* [Exercise details]:
Return the records, each one exactly as written.
— BEGIN Exercise material —
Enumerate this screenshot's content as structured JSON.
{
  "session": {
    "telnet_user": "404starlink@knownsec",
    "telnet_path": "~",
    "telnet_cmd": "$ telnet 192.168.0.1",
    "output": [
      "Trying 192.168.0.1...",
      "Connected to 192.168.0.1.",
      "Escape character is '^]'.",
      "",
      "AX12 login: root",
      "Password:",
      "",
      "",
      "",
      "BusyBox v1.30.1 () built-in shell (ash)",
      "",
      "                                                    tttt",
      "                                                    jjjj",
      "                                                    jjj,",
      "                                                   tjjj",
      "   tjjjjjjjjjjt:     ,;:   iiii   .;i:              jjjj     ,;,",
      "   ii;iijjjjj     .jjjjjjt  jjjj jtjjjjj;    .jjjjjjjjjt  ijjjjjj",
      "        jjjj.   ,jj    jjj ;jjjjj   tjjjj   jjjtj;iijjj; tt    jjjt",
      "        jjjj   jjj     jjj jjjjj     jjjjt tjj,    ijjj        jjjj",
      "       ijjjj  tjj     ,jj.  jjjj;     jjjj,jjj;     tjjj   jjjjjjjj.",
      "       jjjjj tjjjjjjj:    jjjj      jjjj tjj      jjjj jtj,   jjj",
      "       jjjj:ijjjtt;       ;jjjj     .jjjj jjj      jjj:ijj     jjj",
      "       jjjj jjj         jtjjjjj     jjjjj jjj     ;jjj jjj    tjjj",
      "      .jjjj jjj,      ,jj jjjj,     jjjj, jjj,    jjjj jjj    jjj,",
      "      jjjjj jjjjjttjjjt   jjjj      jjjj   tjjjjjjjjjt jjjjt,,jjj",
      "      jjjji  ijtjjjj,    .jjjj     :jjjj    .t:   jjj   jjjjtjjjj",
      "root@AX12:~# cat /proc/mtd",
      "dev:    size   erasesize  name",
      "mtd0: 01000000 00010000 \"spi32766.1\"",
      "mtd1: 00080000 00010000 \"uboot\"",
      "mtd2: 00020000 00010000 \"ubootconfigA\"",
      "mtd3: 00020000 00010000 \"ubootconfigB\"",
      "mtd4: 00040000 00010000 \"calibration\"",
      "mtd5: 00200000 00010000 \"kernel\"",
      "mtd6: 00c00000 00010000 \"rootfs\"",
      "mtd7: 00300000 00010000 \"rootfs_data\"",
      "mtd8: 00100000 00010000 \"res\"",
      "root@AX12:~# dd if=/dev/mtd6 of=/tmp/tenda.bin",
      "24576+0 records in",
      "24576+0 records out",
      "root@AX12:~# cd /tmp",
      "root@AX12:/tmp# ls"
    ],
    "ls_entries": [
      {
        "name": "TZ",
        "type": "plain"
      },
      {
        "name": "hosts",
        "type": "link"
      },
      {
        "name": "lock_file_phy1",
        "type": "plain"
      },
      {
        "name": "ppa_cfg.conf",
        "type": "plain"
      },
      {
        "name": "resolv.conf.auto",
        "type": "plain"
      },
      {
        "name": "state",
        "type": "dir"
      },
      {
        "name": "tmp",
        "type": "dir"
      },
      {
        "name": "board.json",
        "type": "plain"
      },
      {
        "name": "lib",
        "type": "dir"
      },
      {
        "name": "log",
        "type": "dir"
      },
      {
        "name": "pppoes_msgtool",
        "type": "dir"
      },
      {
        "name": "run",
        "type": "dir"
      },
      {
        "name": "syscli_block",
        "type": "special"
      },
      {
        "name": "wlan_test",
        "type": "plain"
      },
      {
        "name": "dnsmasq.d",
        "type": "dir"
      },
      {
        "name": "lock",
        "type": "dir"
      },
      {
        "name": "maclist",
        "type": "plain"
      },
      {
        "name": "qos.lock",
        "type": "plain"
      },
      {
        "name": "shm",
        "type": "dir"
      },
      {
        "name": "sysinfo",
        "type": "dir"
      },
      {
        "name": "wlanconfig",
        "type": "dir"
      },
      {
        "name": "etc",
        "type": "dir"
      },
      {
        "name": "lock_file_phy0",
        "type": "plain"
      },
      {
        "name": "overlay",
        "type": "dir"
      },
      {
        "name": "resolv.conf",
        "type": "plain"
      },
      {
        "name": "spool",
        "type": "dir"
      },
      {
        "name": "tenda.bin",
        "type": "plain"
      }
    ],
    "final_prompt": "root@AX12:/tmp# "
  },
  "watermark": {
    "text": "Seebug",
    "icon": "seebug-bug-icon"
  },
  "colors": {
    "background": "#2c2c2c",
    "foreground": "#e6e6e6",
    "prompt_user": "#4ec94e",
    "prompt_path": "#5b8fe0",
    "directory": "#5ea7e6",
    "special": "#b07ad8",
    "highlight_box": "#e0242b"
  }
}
— END Exercise material —
* [Completed task]:
Enumerate this screenshot's content as structured JSON.
{
  "session": {
    "telnet_user": "404starlink@knownsec",
    "telnet_path": "~",
    "telnet_cmd": "$ telnet 192.168.0.1",
    "output": [
      "Trying 192.168.0.1...",
      "Connected to 192.168.0.1.",
      "Escape character is '^]'.",
      "",
      "AX12 login: root",
      "Password:",
      "",
      "",
      "",
      "BusyBox v1.30.1 () built-in shell (ash)",
      "",
      "                                                    tttt",
      "                                                    jjjj",
      "                                                    jjj,",
      "                                                   tjjj",
      "   tjjjjjjjjjjt:     ,;:   iiii   .;i:              jjjj     ,;,",
      "   ii;iijjjjj     .jjjjjjt  jjjj jtjjjjj;    .jjjjjjjjjt  ijjjjjj",
      "        jjjj.   ,jj    jjj ;jjjjj   tjjjj   jjjtj;iijjj; tt    jjjt",
      "        jjjj   jjj     jjj jjjjj     jjjjt tjj,    ijjj        jjjj",
      "       ijjjj  tjj     ,jj.  jjjj;     jjjj,jjj;     tjjj   jjjjjjjj.",
      "       jjjjj tjjjjjjj:    jjjj      jjjj tjj      jjjj jtj,   jjj",
      "       jjjj:ijjjtt;       ;jjjj     .jjjj jjj      jjj:ijj     jjj",
      "       jjjj jjj         jtjjjjj     jjjjj jjj     ;jjj jjj    tjjj",
      "      .jjjj jjj,      ,jj jjjj,     jjjj, jjj,    jjjj jjj    jjj,",
      "      jjjjj jjjjjttjjjt   jjjj      jjjj   tjjjjjjjjjt jjjjt,,jjj",
      "      jjjji  ijtjjjj,    .jjjj     :jjjj    .t:   jjj   jjjjtjjjj",
      "root@AX12:~# cat /proc/mtd",
      "dev:    size   erasesize  name",
      "mtd0: 01000000 00010000 \"spi32766.1\"",
      "mtd1: 00080000 00010000 \"uboot\"",
      "mtd2: 00020000 00010000 \"ubootconfigA\"",
      "mtd3: 00020000 00010000 \"ubootconfigB\"",
      "mtd4: 00040000 00010000 \"calibration\"",
      "mtd5: 00200000 00010000 \"kernel\"",
      "mtd6: 00c00000 00010000 \"rootfs\"",
      "mtd7: 00300000 00010000 \"rootfs_data\"",
      "mtd8: 00100000 00010000 \"res\"",
      "root@AX12:~# dd if=/dev/mtd6 of=/tmp/tenda.bin",
      "24576+0 records in",
      "24576+0 records out",
      "root@AX12:~# cd /tmp",
      "root@AX12:/tmp# ls"
    ],
    "ls_entries": [
      {
        "name": "TZ",
        "type": "plain"
      },
      {
        "name": "hosts",
        "type": "link"
      },
      {
        "name": "lock_file_phy1",
        "type": "plain"
      },
      {
        "name": "ppa_cfg.conf",
        "type": "plain"
      },
      {
        "name": "resolv.conf.auto",
        "type": "plain"
      },
      {
        "name": "state",
        "type": "dir"
      },
      {
        "name": "tmp",
        "type": "dir"
      },
      {
        "name": "board.json",
        "type": "plain"
      },
      {
        "name": "lib",
        "type": "dir"
      },
      {
        "name": "log",
        "type": "dir"
      },
      {
        "name": "pppoes_msgtool",
        "type": "dir"
      },
      {
        "name": "run",
        "type": "dir"
      },
      {
        "name": "syscli_block",
        "type": "special"
      },
      {
        "name": "wlan_test",
        "type": "plain"
      },
      {
        "name": "dnsmasq.d",
        "type": "dir"
      },
      {
        "name": "lock",
        "type": "dir"
      },
      {
        "name": "maclist",
        "type": "plain"
      },
      {
        "name": "qos.lock",
        "type": "plain"
      },
      {
        "name": "shm",
        "type": "dir"
      },
      {
        "name": "sysinfo",
        "type": "dir"
      },
      {
        "name": "wlanconfig",
        "type": "dir"
      },
      {
        "name": "etc",
        "type": "dir"
      },
      {
        "name": "lock_file_phy0",
        "type": "plain"
      },
      {
        "name": "overlay",
        "type": "dir"
      },
      {
        "name": "resolv.conf",
        "type": "plain"
      },
      {
        "name": "spool",
        "type": "dir"
      },
      {
        "name": "tenda.bin",
        "type": "plain"
      }
    ],
    "final_prompt": "root@AX12:/tmp# "
  },
  "watermark": {
    "text": "Seebug",
    "icon": "seebug-bug-icon"
  },
  "colors": {
    "background": "#2c2c2c",
    "foreground": "#e6e6e6",
    "prompt_user": "#4ec94e",
    "prompt_path": "#5b8fe0",
    "directory": "#5ea7e6",
    "special": "#b07ad8",
    "highlight_box": "#e0242b"
  }
}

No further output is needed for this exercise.